⟨

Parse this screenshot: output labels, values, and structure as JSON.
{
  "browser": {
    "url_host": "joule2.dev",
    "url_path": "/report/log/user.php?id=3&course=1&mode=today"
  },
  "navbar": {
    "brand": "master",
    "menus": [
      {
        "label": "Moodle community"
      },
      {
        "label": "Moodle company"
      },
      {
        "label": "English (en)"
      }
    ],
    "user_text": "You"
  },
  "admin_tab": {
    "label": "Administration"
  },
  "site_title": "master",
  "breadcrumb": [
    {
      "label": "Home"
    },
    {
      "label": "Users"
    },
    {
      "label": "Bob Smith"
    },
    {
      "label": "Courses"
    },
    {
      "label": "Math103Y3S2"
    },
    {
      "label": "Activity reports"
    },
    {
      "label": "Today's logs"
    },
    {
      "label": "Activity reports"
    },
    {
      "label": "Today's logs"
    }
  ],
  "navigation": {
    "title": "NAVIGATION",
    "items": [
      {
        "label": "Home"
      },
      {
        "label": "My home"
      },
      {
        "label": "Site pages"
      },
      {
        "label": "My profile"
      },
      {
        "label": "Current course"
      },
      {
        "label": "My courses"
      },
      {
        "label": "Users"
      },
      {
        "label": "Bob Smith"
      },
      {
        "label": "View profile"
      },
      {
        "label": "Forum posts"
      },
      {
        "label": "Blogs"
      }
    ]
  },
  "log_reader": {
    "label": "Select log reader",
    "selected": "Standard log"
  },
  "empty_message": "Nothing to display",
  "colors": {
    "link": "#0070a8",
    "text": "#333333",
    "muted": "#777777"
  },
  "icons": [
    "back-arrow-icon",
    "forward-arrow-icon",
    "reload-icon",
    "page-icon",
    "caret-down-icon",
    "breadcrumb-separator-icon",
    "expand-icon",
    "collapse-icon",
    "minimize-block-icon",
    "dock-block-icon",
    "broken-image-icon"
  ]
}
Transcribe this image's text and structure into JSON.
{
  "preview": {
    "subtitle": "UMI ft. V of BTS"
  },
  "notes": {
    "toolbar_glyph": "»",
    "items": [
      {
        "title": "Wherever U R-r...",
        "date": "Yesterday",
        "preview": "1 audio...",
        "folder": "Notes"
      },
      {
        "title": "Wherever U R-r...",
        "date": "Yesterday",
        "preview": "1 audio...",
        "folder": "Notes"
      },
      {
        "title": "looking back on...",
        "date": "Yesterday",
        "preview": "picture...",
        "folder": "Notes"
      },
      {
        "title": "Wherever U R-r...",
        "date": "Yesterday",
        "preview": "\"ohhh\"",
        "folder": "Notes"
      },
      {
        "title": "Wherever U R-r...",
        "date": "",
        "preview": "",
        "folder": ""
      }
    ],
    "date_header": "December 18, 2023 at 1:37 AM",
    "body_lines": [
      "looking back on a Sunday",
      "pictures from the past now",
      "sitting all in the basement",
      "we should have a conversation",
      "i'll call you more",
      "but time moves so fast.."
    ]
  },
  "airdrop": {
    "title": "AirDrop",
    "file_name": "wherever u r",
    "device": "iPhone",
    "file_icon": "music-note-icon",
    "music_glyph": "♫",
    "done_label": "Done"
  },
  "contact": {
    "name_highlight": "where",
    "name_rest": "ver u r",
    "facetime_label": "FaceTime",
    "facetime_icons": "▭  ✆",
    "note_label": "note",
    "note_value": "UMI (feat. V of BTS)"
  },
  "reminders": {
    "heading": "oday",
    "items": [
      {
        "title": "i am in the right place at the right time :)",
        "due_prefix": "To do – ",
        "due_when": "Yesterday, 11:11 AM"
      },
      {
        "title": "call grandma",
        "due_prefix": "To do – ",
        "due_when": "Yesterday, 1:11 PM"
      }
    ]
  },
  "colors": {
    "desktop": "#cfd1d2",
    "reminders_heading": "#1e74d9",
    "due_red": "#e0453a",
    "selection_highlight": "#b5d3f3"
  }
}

⟩

* [Exercise instructions] Locate all lines that include the word "looking" and copy them out.

* [Written reply]
        "title": "looking back on...",
      "looking back on a Sunday",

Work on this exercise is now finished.